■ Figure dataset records

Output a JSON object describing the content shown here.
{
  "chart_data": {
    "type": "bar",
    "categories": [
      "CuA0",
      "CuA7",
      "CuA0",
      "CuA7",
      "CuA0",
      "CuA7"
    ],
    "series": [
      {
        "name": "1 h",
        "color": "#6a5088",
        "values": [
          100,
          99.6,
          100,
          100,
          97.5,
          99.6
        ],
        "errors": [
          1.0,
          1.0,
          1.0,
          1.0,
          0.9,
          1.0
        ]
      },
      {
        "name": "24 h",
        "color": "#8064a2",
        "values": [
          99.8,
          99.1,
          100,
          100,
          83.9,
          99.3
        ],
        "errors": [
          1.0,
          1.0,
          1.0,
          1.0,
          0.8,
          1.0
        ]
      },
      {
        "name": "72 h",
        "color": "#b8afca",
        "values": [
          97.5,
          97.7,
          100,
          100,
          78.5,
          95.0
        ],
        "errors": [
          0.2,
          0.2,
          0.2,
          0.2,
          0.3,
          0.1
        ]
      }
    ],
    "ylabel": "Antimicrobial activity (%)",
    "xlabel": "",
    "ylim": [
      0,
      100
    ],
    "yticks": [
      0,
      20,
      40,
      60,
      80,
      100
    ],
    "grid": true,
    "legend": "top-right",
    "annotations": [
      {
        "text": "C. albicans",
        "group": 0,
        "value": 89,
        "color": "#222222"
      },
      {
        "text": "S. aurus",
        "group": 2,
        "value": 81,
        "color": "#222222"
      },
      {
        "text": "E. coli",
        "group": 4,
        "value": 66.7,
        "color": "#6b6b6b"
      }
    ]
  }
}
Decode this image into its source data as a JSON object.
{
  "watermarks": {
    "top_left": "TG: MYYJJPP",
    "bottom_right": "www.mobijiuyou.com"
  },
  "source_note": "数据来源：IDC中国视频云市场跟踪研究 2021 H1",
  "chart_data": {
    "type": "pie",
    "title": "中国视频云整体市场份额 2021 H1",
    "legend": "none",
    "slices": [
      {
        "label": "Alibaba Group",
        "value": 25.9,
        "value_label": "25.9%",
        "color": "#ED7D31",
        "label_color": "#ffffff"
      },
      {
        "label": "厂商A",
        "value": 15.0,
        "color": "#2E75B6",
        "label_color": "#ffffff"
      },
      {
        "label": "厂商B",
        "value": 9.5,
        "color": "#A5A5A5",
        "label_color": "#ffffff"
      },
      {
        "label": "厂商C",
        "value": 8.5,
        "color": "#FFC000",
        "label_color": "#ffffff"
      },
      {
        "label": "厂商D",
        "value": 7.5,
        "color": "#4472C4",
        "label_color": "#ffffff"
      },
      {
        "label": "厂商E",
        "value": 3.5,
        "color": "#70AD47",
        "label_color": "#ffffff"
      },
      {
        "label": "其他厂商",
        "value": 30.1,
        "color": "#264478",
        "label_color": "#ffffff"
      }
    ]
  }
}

■ What is expected
Give all the entries again exactly; leave none out.

■ Task output
Output a JSON object describing the content shown here.
{
  "chart_data": {
    "type": "bar",
    "categories": [
      "CuA0",
      "CuA7",
      "CuA0",
      "CuA7",
      "CuA0",
      "CuA7"
    ],
    "series": [
      {
        "name": "1 h",
        "color": "#6a5088",
        "values": [
          100,
          99.6,
          100,
          100,
          97.5,
          99.6
        ],
        "errors": [
          1.0,
          1.0,
          1.0,
          1.0,
          0.9,
          1.0
        ]
      },
      {
        "name": "24 h",
        "color": "#8064a2",
        "values": [
          99.8,
          99.1,
          100,
          100,
          83.9,
          99.3
        ],
        "errors": [
          1.0,
          1.0,
          1.0,
          1.0,
          0.8,
          1.0
        ]
      },
      {
        "name": "72 h",
        "color": "#b8afca",
        "values": [
          97.5,
          97.7,
          100,
          100,
          78.5,
          95.0
        ],
        "errors": [
          0.2,
          0.2,
          0.2,
          0.2,
          0.3,
          0.1
        ]
      }
    ],
    "ylabel": "Antimicrobial activity (%)",
    "xlabel": "",
    "ylim": [
      0,
      100
    ],
    "yticks": [
      0,
      20,
      40,
      60,
      80,
      100
    ],
    "grid": true,
    "legend": "top-right",
    "annotations": [
      {
        "text": "C. albicans",
        "group": 0,
        "value": 89,
        "color": "#222222"
      },
      {
        "text": "S. aurus",
        "group": 2,
        "value": 81,
        "color": "#222222"
      },
      {
        "text": "E. coli",
        "group": 4,
        "value": 66.7,
        "color": "#6b6b6b"
      }
    ]
  }
}
Decode this image into its source data as a JSON object.
{
  "watermarks": {
    "top_left": "TG: MYYJJPP",
    "bottom_right": "www.mobijiuyou.com"
  },
  "source_note": "数据来源：IDC中国视频云市场跟踪研究 2021 H1",
  "chart_data": {
    "type": "pie",
    "title": "中国视频云整体市场份额 2021 H1",
    "legend": "none",
    "slices": [
      {
        "label": "Alibaba Group",
        "value": 25.9,
        "value_label": "25.9%",
        "color": "#ED7D31",
        "label_color": "#ffffff"
      },
      {
        "label": "厂商A",
        "value": 15.0,
        "color": "#2E75B6",
        "label_color": "#ffffff"
      },
      {
        "label": "厂商B",
        "value": 9.5,
        "color": "#A5A5A5",
        "label_color": "#ffffff"
      },
      {
        "label": "厂商C",
        "value": 8.5,
        "color": "#FFC000",
        "label_color": "#ffffff"
      },
      {
        "label": "厂商D",
        "value": 7.5,
        "color": "#4472C4",
        "label_color": "#ffffff"
      },
      {
        "label": "厂商E",
        "value": 3.5,
        "color": "#70AD47",
        "label_color": "#ffffff"
      },
      {
        "label": "其他厂商",
        "value": 30.1,
        "color": "#264478",
        "label_color": "#ffffff"
      }
    ]
  }
}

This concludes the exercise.